- [Source material]:
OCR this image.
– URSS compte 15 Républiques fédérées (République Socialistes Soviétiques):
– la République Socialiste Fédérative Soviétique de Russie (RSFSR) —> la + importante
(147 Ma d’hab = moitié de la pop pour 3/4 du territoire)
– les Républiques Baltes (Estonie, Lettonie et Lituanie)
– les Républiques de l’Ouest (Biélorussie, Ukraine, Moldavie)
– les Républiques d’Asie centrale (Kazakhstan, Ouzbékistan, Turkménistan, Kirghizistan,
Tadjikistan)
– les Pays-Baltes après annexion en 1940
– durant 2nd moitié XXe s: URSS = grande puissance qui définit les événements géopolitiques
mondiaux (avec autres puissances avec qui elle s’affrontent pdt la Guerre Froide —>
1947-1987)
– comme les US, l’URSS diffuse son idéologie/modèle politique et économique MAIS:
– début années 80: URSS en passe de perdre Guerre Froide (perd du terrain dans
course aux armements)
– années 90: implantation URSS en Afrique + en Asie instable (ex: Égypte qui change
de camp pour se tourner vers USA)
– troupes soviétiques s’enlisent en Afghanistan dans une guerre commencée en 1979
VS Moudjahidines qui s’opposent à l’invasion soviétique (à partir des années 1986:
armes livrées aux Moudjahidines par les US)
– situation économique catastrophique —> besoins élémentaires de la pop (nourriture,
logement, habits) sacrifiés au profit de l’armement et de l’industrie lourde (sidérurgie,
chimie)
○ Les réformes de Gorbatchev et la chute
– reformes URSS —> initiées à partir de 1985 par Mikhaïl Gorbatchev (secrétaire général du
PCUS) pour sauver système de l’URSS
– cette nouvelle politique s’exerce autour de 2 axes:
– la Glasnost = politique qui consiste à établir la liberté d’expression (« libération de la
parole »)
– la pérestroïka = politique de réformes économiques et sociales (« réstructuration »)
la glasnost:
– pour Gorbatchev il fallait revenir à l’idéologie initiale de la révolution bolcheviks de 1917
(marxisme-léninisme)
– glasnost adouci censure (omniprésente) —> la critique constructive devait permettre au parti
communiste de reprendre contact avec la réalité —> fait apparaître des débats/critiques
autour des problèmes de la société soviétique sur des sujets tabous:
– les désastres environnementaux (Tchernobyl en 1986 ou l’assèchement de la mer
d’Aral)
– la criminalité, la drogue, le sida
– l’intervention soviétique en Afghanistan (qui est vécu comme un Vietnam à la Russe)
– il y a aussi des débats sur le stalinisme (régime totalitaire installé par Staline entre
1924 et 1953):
--
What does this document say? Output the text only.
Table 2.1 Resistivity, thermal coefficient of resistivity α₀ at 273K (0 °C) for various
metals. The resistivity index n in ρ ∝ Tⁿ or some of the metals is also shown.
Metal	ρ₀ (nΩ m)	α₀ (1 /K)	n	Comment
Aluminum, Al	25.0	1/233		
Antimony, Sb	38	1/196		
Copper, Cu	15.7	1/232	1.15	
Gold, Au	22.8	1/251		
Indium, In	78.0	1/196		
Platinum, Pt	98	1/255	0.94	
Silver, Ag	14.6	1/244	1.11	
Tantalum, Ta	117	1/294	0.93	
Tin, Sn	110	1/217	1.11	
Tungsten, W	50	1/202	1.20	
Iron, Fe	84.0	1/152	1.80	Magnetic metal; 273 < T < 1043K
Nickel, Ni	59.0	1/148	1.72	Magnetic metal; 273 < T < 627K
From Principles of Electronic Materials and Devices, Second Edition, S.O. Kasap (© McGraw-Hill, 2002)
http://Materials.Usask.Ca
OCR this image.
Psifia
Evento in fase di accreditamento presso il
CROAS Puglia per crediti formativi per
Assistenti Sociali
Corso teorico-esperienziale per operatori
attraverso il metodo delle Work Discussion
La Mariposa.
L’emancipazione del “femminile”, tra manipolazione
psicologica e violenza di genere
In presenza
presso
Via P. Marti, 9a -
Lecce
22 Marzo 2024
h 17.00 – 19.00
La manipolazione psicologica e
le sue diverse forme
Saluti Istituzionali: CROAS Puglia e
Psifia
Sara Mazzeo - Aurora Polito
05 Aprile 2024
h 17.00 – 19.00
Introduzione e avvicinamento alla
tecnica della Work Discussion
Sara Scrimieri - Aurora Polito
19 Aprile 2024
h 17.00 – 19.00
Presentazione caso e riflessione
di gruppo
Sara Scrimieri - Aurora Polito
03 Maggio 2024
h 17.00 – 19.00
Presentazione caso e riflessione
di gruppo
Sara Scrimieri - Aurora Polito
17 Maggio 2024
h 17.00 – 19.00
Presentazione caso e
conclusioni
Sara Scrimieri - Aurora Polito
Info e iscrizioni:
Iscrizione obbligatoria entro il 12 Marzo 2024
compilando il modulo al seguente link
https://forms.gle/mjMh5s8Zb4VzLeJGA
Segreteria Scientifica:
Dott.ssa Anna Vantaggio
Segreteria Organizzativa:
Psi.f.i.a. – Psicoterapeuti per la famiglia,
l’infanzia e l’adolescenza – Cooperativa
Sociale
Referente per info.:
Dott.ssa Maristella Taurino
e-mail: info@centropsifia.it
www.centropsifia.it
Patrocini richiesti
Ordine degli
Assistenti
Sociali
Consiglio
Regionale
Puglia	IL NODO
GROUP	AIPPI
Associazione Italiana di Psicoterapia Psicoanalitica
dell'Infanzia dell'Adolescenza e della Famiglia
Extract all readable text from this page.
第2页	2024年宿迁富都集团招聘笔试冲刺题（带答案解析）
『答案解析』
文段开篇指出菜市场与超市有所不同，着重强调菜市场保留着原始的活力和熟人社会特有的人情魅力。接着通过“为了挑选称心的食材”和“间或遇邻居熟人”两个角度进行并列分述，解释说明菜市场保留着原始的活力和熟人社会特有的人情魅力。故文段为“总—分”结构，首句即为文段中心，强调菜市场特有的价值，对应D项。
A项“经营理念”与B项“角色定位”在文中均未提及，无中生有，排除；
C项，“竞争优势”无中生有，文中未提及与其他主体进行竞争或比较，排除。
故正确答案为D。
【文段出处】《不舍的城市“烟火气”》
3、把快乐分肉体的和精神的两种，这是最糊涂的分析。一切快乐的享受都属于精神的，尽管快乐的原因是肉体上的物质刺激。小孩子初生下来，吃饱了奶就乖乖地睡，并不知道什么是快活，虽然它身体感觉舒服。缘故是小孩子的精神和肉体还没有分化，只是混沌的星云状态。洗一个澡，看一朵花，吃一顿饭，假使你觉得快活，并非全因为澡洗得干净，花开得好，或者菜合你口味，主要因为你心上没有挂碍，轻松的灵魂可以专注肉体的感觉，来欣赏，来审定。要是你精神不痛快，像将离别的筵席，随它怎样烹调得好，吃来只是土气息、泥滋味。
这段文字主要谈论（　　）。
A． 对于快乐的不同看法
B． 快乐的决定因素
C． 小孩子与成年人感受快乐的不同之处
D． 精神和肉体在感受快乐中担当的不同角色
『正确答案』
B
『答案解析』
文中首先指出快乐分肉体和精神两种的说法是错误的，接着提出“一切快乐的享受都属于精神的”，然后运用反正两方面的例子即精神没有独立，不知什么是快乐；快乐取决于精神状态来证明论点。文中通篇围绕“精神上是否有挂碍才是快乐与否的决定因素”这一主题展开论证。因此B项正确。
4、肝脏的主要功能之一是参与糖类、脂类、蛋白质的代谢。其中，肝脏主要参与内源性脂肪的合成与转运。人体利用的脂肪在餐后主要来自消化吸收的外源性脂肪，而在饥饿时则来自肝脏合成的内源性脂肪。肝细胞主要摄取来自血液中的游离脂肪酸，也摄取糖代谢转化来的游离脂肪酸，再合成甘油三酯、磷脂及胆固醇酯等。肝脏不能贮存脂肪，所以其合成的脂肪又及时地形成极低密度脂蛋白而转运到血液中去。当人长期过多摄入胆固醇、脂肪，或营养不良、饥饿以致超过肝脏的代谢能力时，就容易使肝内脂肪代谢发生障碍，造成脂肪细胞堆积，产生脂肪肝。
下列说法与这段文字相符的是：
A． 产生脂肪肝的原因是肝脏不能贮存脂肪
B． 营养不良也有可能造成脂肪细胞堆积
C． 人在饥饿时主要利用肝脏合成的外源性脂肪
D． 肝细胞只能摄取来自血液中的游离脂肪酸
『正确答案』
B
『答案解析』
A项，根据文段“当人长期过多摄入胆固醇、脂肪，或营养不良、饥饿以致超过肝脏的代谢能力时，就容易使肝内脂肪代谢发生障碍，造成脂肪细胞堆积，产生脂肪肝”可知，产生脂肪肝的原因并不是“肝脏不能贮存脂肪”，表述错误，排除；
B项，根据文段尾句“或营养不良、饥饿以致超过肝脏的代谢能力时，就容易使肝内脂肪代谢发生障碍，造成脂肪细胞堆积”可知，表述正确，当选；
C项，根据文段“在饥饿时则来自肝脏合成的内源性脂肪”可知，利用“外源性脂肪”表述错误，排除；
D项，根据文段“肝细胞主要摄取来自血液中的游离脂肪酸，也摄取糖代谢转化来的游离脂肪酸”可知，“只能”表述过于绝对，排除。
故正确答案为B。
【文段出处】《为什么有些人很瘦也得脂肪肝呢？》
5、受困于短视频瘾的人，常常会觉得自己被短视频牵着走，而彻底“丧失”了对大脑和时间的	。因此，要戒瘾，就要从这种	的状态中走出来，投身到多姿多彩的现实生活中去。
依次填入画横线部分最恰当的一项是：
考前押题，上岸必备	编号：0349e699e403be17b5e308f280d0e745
...
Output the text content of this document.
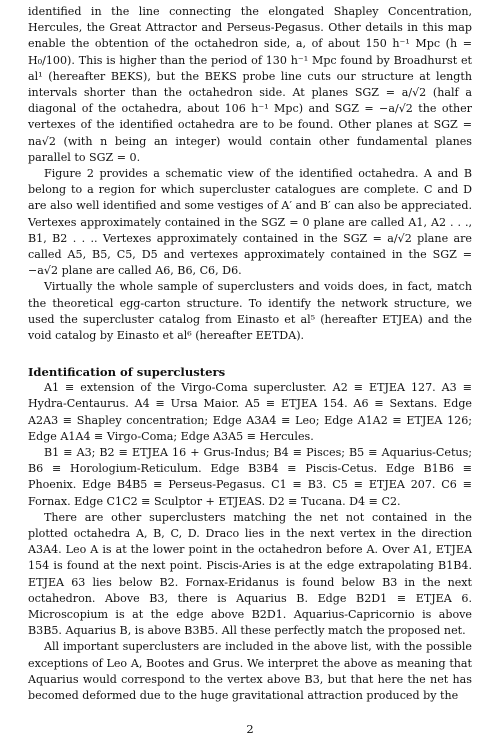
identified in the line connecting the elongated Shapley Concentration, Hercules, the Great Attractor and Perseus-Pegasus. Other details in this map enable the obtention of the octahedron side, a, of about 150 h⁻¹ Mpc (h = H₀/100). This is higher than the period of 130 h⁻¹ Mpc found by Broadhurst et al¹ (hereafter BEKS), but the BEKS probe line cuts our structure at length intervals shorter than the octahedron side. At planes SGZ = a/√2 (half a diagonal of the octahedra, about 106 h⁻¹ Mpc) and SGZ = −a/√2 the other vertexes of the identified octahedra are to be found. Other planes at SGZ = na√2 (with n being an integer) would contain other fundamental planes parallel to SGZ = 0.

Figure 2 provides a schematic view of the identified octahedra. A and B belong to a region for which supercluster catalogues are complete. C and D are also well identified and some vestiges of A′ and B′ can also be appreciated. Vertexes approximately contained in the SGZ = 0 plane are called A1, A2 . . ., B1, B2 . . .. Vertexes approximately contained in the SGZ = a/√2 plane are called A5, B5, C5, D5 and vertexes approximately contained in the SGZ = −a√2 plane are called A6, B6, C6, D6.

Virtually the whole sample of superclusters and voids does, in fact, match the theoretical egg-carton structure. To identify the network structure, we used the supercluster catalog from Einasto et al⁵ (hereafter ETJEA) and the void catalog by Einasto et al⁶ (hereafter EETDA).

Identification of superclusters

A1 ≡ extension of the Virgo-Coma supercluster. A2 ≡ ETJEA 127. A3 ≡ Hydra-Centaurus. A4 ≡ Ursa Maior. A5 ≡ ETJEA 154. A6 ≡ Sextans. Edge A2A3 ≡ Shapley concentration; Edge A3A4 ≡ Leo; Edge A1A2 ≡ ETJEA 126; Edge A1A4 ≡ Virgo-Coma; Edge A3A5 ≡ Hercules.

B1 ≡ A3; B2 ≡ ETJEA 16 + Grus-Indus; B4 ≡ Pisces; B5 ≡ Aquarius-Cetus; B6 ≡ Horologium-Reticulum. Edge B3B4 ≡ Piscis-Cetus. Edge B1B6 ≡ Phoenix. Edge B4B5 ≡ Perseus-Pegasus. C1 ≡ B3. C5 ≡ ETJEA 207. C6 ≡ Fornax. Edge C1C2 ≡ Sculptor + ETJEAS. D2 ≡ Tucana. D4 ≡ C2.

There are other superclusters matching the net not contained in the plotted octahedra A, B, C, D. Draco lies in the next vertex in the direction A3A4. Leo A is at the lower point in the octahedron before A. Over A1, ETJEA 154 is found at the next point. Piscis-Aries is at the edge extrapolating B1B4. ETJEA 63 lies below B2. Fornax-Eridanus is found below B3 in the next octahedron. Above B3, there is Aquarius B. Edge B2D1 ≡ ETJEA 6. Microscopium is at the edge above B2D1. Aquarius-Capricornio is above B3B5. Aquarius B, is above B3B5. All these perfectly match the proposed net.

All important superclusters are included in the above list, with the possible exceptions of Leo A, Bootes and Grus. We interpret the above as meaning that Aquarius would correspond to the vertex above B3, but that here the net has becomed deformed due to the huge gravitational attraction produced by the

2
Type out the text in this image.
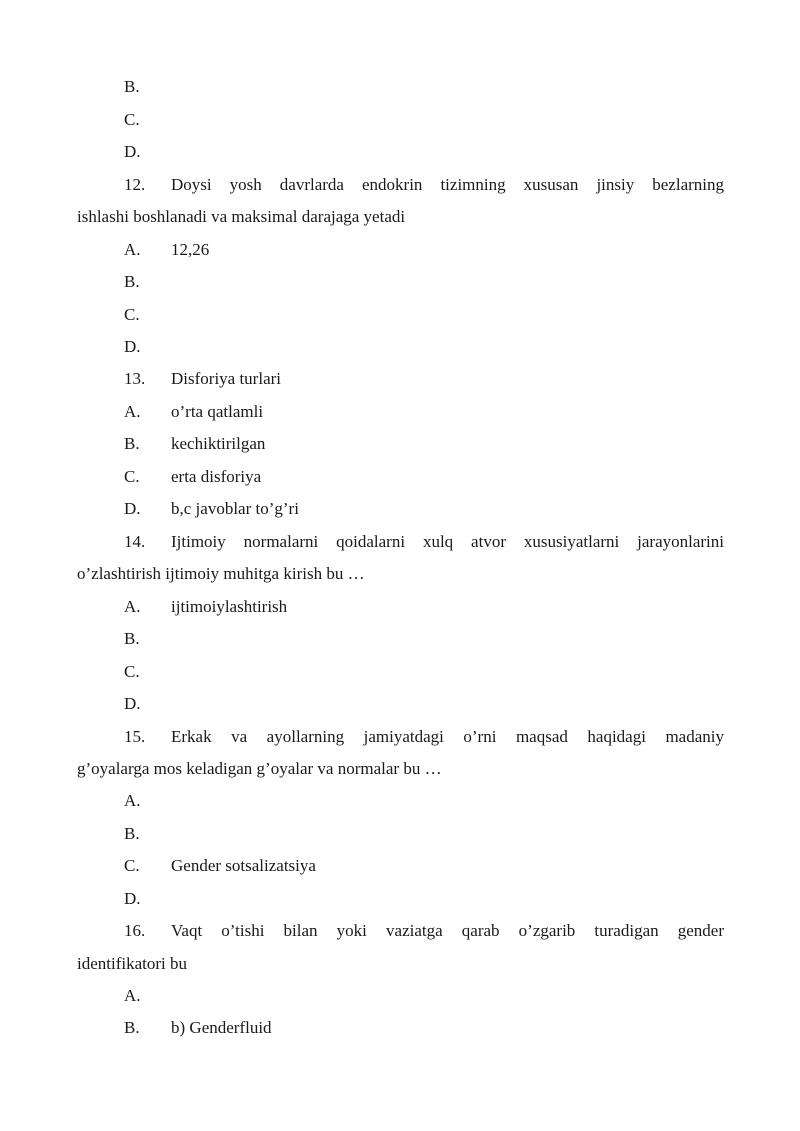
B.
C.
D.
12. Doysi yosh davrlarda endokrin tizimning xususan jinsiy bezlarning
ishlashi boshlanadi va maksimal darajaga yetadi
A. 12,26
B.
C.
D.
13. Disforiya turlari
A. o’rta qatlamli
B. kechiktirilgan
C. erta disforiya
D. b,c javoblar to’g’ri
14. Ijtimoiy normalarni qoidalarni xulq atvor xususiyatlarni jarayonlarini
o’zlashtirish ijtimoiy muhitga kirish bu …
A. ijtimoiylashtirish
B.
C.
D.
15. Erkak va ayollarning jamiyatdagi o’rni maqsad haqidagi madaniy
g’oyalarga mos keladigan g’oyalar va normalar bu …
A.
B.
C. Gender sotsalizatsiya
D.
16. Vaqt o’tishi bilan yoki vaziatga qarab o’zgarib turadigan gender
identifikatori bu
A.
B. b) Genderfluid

- [To do]: Take every line above carrying "就容易使肝内脂肪代谢发生障碍" and return it.

- [Final answer]:
4、肝脏的主要功能之一是参与糖类、脂类、蛋白质的代谢。其中，肝脏主要参与内源性脂肪的合成与转运。人体利用的脂肪在餐后主要来自消化吸收的外源性脂肪，而在饥饿时则来自肝脏合成的内源性脂肪。肝细胞主要摄取来自血液中的游离脂肪酸，也摄取糖代谢转化来的游离脂肪酸，再合成甘油三酯、磷脂及胆固醇酯等。肝脏不能贮存脂肪，所以其合成的脂肪又及时地形成极低密度脂蛋白而转运到血液中去。当人长期过多摄入胆固醇、脂肪，或营养不良、饥饿以致超过肝脏的代谢能力时，就容易使肝内脂肪代谢发生障碍，造成脂肪细胞堆积，产生脂肪肝。
A项，根据文段“当人长期过多摄入胆固醇、脂肪，或营养不良、饥饿以致超过肝脏的代谢能力时，就容易使肝内脂肪代谢发生障碍，造成脂肪细胞堆积，产生脂肪肝”可知，产生脂肪肝的原因并不是“肝脏不能贮存脂肪”，表述错误，排除；
B项，根据文段尾句“或营养不良、饥饿以致超过肝脏的代谢能力时，就容易使肝内脂肪代谢发生障碍，造成脂肪细胞堆积”可知，表述正确，当选；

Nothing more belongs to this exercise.